Problem to work on:
Copy out the listing that follows, exactly, without its pictures.

Items from a figure collection:

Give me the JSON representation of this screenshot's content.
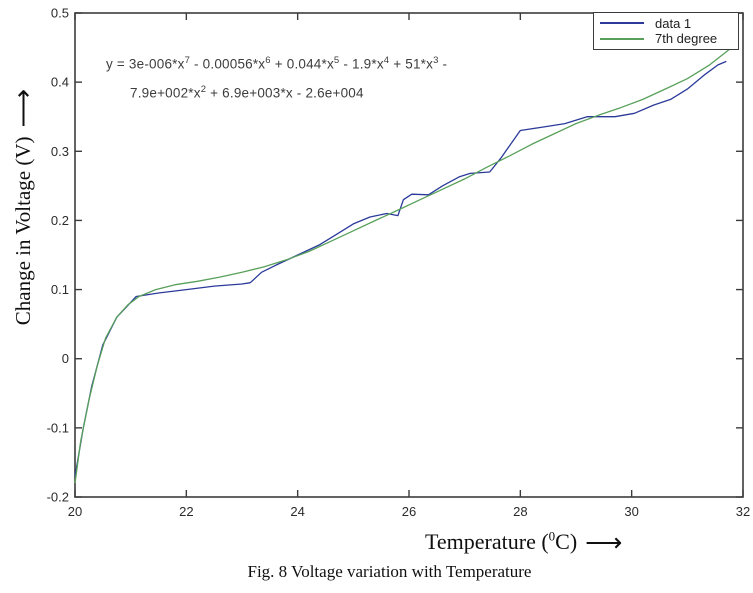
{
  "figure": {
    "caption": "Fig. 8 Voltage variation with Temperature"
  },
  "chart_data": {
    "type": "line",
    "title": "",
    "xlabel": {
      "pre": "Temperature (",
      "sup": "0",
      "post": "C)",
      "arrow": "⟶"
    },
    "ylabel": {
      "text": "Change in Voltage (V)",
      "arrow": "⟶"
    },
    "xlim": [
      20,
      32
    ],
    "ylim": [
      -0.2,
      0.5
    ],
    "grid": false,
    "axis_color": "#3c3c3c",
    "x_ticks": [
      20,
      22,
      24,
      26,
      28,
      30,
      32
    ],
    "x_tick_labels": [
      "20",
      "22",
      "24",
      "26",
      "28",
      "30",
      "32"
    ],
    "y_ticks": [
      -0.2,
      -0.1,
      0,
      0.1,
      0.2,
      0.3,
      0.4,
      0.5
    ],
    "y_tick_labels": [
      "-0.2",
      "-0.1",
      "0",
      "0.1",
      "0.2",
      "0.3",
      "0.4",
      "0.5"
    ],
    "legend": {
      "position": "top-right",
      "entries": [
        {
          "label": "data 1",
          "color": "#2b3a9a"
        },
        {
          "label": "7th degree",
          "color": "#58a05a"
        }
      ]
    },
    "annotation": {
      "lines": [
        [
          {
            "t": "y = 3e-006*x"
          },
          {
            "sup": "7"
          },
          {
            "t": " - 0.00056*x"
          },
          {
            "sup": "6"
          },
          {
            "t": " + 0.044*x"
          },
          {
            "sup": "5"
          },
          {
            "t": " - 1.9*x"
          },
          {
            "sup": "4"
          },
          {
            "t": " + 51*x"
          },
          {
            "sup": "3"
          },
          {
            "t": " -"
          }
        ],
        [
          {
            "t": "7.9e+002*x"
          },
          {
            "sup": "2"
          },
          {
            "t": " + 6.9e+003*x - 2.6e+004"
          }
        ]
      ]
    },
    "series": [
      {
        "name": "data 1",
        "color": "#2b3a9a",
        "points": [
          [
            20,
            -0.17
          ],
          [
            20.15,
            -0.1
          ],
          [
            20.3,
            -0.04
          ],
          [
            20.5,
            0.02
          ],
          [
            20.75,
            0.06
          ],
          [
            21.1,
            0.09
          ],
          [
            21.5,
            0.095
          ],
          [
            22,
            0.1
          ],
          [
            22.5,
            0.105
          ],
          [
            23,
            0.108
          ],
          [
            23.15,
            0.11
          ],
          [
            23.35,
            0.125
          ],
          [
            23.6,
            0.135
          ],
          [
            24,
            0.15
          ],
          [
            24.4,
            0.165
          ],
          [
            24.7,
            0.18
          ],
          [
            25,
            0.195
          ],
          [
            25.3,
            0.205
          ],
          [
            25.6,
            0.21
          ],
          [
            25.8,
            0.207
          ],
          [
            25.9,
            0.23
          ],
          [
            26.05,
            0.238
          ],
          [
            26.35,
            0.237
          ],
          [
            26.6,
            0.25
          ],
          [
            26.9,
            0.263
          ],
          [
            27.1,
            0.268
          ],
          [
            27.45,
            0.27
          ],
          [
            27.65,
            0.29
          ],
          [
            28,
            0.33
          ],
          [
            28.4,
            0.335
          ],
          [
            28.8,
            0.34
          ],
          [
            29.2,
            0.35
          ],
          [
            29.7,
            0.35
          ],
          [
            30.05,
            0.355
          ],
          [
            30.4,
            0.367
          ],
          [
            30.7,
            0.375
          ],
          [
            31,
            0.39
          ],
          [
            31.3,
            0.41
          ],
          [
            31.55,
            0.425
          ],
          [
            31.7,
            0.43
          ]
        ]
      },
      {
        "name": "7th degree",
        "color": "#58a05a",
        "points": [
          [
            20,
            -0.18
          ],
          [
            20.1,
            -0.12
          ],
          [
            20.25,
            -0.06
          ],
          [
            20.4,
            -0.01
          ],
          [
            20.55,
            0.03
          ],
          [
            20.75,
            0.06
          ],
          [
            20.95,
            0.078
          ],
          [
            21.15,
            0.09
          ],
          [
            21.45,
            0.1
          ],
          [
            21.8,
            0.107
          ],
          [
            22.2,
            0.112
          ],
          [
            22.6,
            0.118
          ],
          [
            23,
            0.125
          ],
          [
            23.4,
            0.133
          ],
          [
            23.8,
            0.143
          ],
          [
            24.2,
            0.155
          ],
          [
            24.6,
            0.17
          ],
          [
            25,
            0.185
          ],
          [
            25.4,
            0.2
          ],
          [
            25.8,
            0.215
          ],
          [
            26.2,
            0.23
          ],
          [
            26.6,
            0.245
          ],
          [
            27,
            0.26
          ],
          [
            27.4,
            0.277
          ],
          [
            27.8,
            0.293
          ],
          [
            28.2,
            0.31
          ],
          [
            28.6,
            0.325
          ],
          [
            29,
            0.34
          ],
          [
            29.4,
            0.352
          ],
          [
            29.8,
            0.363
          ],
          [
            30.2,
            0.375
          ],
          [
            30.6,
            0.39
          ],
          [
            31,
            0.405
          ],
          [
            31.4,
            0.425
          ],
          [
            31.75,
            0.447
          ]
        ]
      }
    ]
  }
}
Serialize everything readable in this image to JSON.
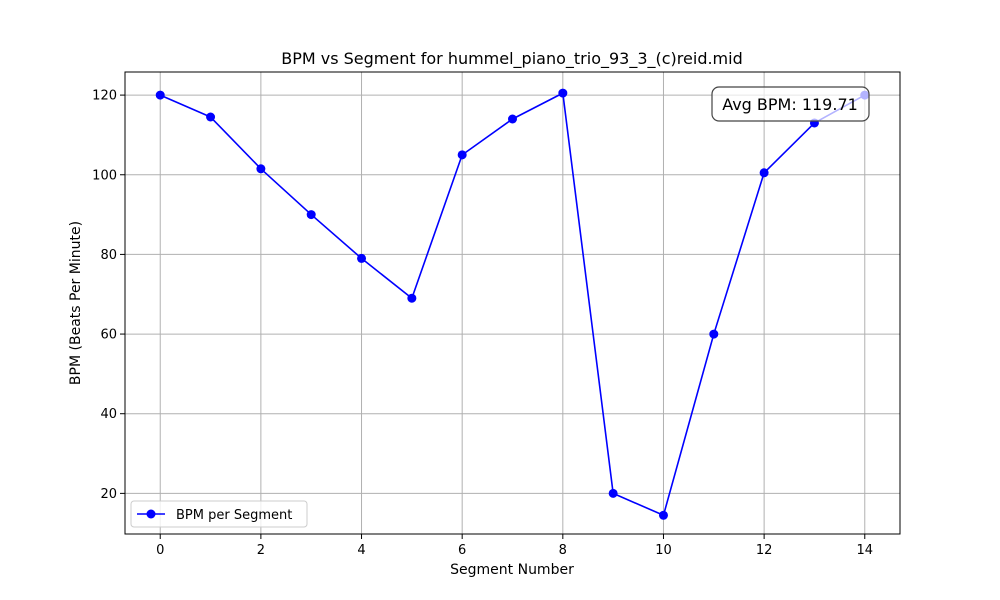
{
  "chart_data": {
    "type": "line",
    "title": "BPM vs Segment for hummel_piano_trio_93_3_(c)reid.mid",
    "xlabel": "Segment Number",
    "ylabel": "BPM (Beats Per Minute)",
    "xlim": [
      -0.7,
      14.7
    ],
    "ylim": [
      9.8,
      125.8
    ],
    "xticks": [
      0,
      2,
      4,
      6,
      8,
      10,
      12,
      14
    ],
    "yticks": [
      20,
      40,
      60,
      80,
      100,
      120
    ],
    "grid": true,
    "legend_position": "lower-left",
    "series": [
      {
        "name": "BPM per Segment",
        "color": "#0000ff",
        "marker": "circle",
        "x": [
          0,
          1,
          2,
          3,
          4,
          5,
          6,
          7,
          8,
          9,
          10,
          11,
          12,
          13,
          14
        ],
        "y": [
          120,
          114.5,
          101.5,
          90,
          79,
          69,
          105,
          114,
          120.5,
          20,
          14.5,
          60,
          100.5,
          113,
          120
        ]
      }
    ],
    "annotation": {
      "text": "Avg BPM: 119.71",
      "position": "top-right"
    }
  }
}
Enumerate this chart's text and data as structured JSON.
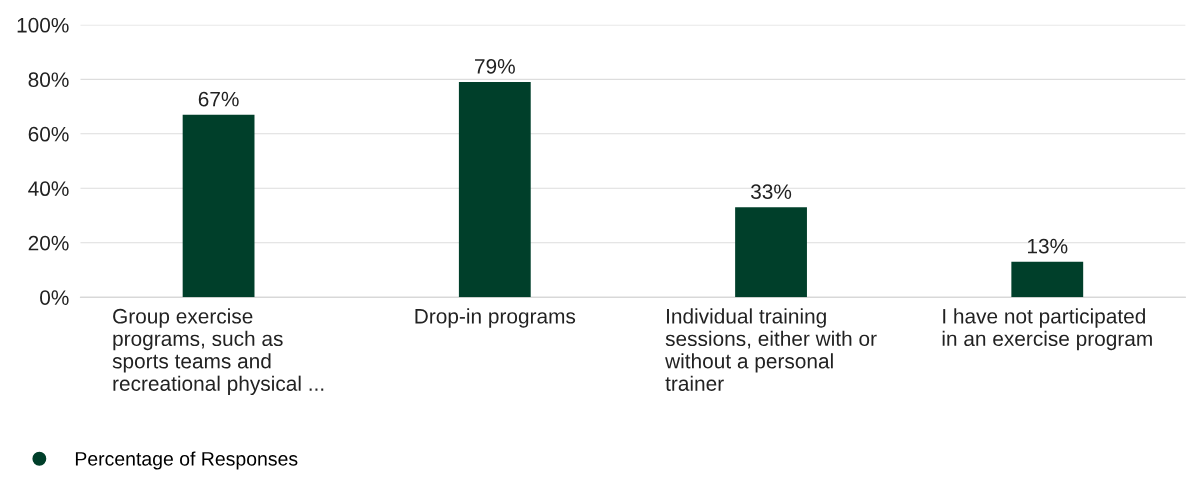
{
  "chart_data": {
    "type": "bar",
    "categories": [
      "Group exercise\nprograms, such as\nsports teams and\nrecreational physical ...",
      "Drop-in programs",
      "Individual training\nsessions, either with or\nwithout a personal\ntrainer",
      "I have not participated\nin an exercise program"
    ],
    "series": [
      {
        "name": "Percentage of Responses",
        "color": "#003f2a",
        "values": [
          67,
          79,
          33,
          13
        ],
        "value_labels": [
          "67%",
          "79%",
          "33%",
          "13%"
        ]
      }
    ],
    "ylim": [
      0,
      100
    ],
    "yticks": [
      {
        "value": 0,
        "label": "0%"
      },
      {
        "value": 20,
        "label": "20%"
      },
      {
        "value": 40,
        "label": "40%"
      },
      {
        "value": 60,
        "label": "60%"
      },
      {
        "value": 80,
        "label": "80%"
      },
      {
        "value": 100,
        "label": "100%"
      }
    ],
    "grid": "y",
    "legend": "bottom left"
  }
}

Solution to this exercise:
Give me the JSON representation of this screenshot's content.
{
  "figure": {
    "caption": "Fig. 8 Voltage variation with Temperature"
  },
  "chart_data": {
    "type": "line",
    "title": "",
    "xlabel": {
      "pre": "Temperature (",
      "sup": "0",
      "post": "C)",
      "arrow": "⟶"
    },
    "ylabel": {
      "text": "Change in Voltage (V)",
      "arrow": "⟶"
    },
    "xlim": [
      20,
      32
    ],
    "ylim": [
      -0.2,
      0.5
    ],
    "grid": false,
    "axis_color": "#3c3c3c",
    "x_ticks": [
      20,
      22,
      24,
      26,
      28,
      30,
      32
    ],
    "x_tick_labels": [
      "20",
      "22",
      "24",
      "26",
      "28",
      "30",
      "32"
    ],
    "y_ticks": [
      -0.2,
      -0.1,
      0,
      0.1,
      0.2,
      0.3,
      0.4,
      0.5
    ],
    "y_tick_labels": [
      "-0.2",
      "-0.1",
      "0",
      "0.1",
      "0.2",
      "0.3",
      "0.4",
      "0.5"
    ],
    "legend": {
      "position": "top-right",
      "entries": [
        {
          "label": "data 1",
          "color": "#2b3a9a"
        },
        {
          "label": "7th degree",
          "color": "#58a05a"
        }
      ]
    },
    "annotation": {
      "lines": [
        [
          {
            "t": "y = 3e-006*x"
          },
          {
            "sup": "7"
          },
          {
            "t": " - 0.00056*x"
          },
          {
            "sup": "6"
          },
          {
            "t": " + 0.044*x"
          },
          {
            "sup": "5"
          },
          {
            "t": " - 1.9*x"
          },
          {
            "sup": "4"
          },
          {
            "t": " + 51*x"
          },
          {
            "sup": "3"
          },
          {
            "t": " -"
          }
        ],
        [
          {
            "t": "7.9e+002*x"
          },
          {
            "sup": "2"
          },
          {
            "t": " + 6.9e+003*x - 2.6e+004"
          }
        ]
      ]
    },
    "series": [
      {
        "name": "data 1",
        "color": "#2b3a9a",
        "points": [
          [
            20,
            -0.17
          ],
          [
            20.15,
            -0.1
          ],
          [
            20.3,
            -0.04
          ],
          [
            20.5,
            0.02
          ],
          [
            20.75,
            0.06
          ],
          [
            21.1,
            0.09
          ],
          [
            21.5,
            0.095
          ],
          [
            22,
            0.1
          ],
          [
            22.5,
            0.105
          ],
          [
            23,
            0.108
          ],
          [
            23.15,
            0.11
          ],
          [
            23.35,
            0.125
          ],
          [
            23.6,
            0.135
          ],
          [
            24,
            0.15
          ],
          [
            24.4,
            0.165
          ],
          [
            24.7,
            0.18
          ],
          [
            25,
            0.195
          ],
          [
            25.3,
            0.205
          ],
          [
            25.6,
            0.21
          ],
          [
            25.8,
            0.207
          ],
          [
            25.9,
            0.23
          ],
          [
            26.05,
            0.238
          ],
          [
            26.35,
            0.237
          ],
          [
            26.6,
            0.25
          ],
          [
            26.9,
            0.263
          ],
          [
            27.1,
            0.268
          ],
          [
            27.45,
            0.27
          ],
          [
            27.65,
            0.29
          ],
          [
            28,
            0.33
          ],
          [
            28.4,
            0.335
          ],
          [
            28.8,
            0.34
          ],
          [
            29.2,
            0.35
          ],
          [
            29.7,
            0.35
          ],
          [
            30.05,
            0.355
          ],
          [
            30.4,
            0.367
          ],
          [
            30.7,
            0.375
          ],
          [
            31,
            0.39
          ],
          [
            31.3,
            0.41
          ],
          [
            31.55,
            0.425
          ],
          [
            31.7,
            0.43
          ]
        ]
      },
      {
        "name": "7th degree",
        "color": "#58a05a",
        "points": [
          [
            20,
            -0.18
          ],
          [
            20.1,
            -0.12
          ],
          [
            20.25,
            -0.06
          ],
          [
            20.4,
            -0.01
          ],
          [
            20.55,
            0.03
          ],
          [
            20.75,
            0.06
          ],
          [
            20.95,
            0.078
          ],
          [
            21.15,
            0.09
          ],
          [
            21.45,
            0.1
          ],
          [
            21.8,
            0.107
          ],
          [
            22.2,
            0.112
          ],
          [
            22.6,
            0.118
          ],
          [
            23,
            0.125
          ],
          [
            23.4,
            0.133
          ],
          [
            23.8,
            0.143
          ],
          [
            24.2,
            0.155
          ],
          [
            24.6,
            0.17
          ],
          [
            25,
            0.185
          ],
          [
            25.4,
            0.2
          ],
          [
            25.8,
            0.215
          ],
          [
            26.2,
            0.23
          ],
          [
            26.6,
            0.245
          ],
          [
            27,
            0.26
          ],
          [
            27.4,
            0.277
          ],
          [
            27.8,
            0.293
          ],
          [
            28.2,
            0.31
          ],
          [
            28.6,
            0.325
          ],
          [
            29,
            0.34
          ],
          [
            29.4,
            0.352
          ],
          [
            29.8,
            0.363
          ],
          [
            30.2,
            0.375
          ],
          [
            30.6,
            0.39
          ],
          [
            31,
            0.405
          ],
          [
            31.4,
            0.425
          ],
          [
            31.75,
            0.447
          ]
        ]
      }
    ]
  }
}
Serialize everything readable in this image to JSON.
{
  "chart_data": {
    "type": "line",
    "title": "BPM vs Segment for hummel_piano_trio_93_3_(c)reid.mid",
    "xlabel": "Segment Number",
    "ylabel": "BPM (Beats Per Minute)",
    "xlim": [
      -0.7,
      14.7
    ],
    "ylim": [
      9.8,
      125.8
    ],
    "xticks": [
      0,
      2,
      4,
      6,
      8,
      10,
      12,
      14
    ],
    "yticks": [
      20,
      40,
      60,
      80,
      100,
      120
    ],
    "grid": true,
    "legend_position": "lower-left",
    "series": [
      {
        "name": "BPM per Segment",
        "color": "#0000ff",
        "marker": "circle",
        "x": [
          0,
          1,
          2,
          3,
          4,
          5,
          6,
          7,
          8,
          9,
          10,
          11,
          12,
          13,
          14
        ],
        "y": [
          120,
          114.5,
          101.5,
          90,
          79,
          69,
          105,
          114,
          120.5,
          20,
          14.5,
          60,
          100.5,
          113,
          120
        ]
      }
    ],
    "annotation": {
      "text": "Avg BPM: 119.71",
      "position": "top-right"
    }
  }
}
Enumerate this chart's text and data as structured JSON.
{
  "chart_data": {
    "type": "bar",
    "categories": [
      "Group exercise\nprograms, such as\nsports teams and\nrecreational physical ...",
      "Drop-in programs",
      "Individual training\nsessions, either with or\nwithout a personal\ntrainer",
      "I have not participated\nin an exercise program"
    ],
    "series": [
      {
        "name": "Percentage of Responses",
        "color": "#003f2a",
        "values": [
          67,
          79,
          33,
          13
        ],
        "value_labels": [
          "67%",
          "79%",
          "33%",
          "13%"
        ]
      }
    ],
    "ylim": [
      0,
      100
    ],
    "yticks": [
      {
        "value": 0,
        "label": "0%"
      },
      {
        "value": 20,
        "label": "20%"
      },
      {
        "value": 40,
        "label": "40%"
      },
      {
        "value": 60,
        "label": "60%"
      },
      {
        "value": 80,
        "label": "80%"
      },
      {
        "value": 100,
        "label": "100%"
      }
    ],
    "grid": "y",
    "legend": "bottom left"
  }
}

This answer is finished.